AIM:
With the pictures left out, copy the listing below exactly.

[Start of DATASET ROWS]

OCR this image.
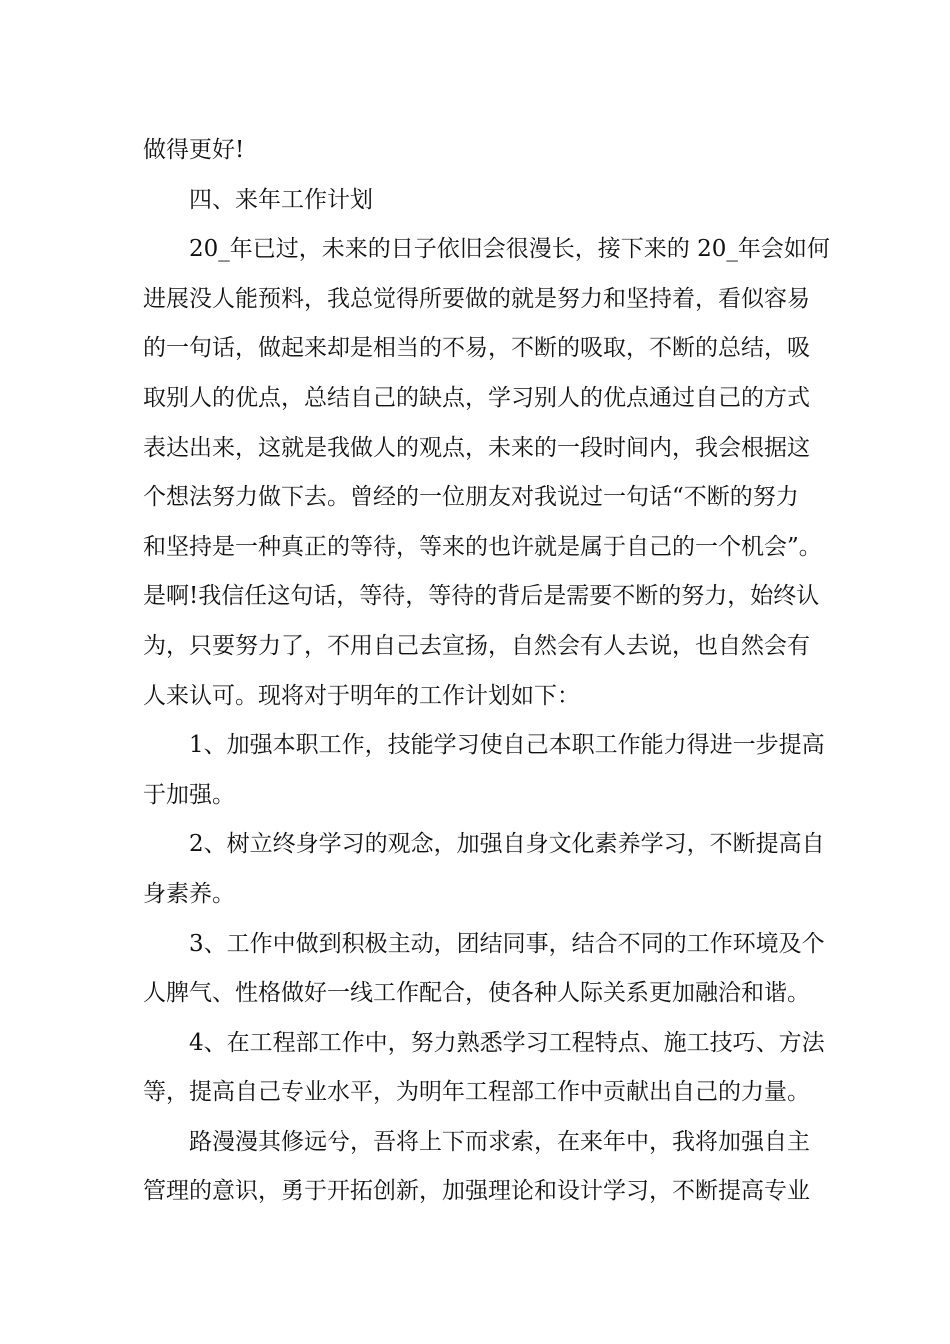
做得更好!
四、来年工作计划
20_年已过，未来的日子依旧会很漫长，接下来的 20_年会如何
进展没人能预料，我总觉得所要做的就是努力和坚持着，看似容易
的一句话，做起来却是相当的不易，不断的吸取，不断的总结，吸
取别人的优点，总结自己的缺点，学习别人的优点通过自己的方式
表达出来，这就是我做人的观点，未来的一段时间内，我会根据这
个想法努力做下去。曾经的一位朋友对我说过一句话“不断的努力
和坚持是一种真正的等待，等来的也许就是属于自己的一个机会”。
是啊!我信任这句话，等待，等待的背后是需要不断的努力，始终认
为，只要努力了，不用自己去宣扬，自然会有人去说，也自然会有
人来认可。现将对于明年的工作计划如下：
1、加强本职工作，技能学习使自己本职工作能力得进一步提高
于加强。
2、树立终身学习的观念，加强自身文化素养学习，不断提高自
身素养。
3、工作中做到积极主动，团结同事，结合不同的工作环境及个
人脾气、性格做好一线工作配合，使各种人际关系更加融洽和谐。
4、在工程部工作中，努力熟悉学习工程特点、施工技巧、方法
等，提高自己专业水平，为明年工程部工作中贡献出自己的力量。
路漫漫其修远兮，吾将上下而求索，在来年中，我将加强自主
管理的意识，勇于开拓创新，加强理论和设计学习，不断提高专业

[End of DATASET ROWS]

REPLY TO THE TASK:
OCR this image.
做得更好!
四、来年工作计划
20_年已过，未来的日子依旧会很漫长，接下来的 20_年会如何
进展没人能预料，我总觉得所要做的就是努力和坚持着，看似容易
的一句话，做起来却是相当的不易，不断的吸取，不断的总结，吸
取别人的优点，总结自己的缺点，学习别人的优点通过自己的方式
表达出来，这就是我做人的观点，未来的一段时间内，我会根据这
个想法努力做下去。曾经的一位朋友对我说过一句话“不断的努力
和坚持是一种真正的等待，等来的也许就是属于自己的一个机会”。
是啊!我信任这句话，等待，等待的背后是需要不断的努力，始终认
为，只要努力了，不用自己去宣扬，自然会有人去说，也自然会有
人来认可。现将对于明年的工作计划如下：
1、加强本职工作，技能学习使自己本职工作能力得进一步提高
于加强。
2、树立终身学习的观念，加强自身文化素养学习，不断提高自
身素养。
3、工作中做到积极主动，团结同事，结合不同的工作环境及个
人脾气、性格做好一线工作配合，使各种人际关系更加融洽和谐。
4、在工程部工作中，努力熟悉学习工程特点、施工技巧、方法
等，提高自己专业水平，为明年工程部工作中贡献出自己的力量。
路漫漫其修远兮，吾将上下而求索，在来年中，我将加强自主
管理的意识，勇于开拓创新，加强理论和设计学习，不断提高专业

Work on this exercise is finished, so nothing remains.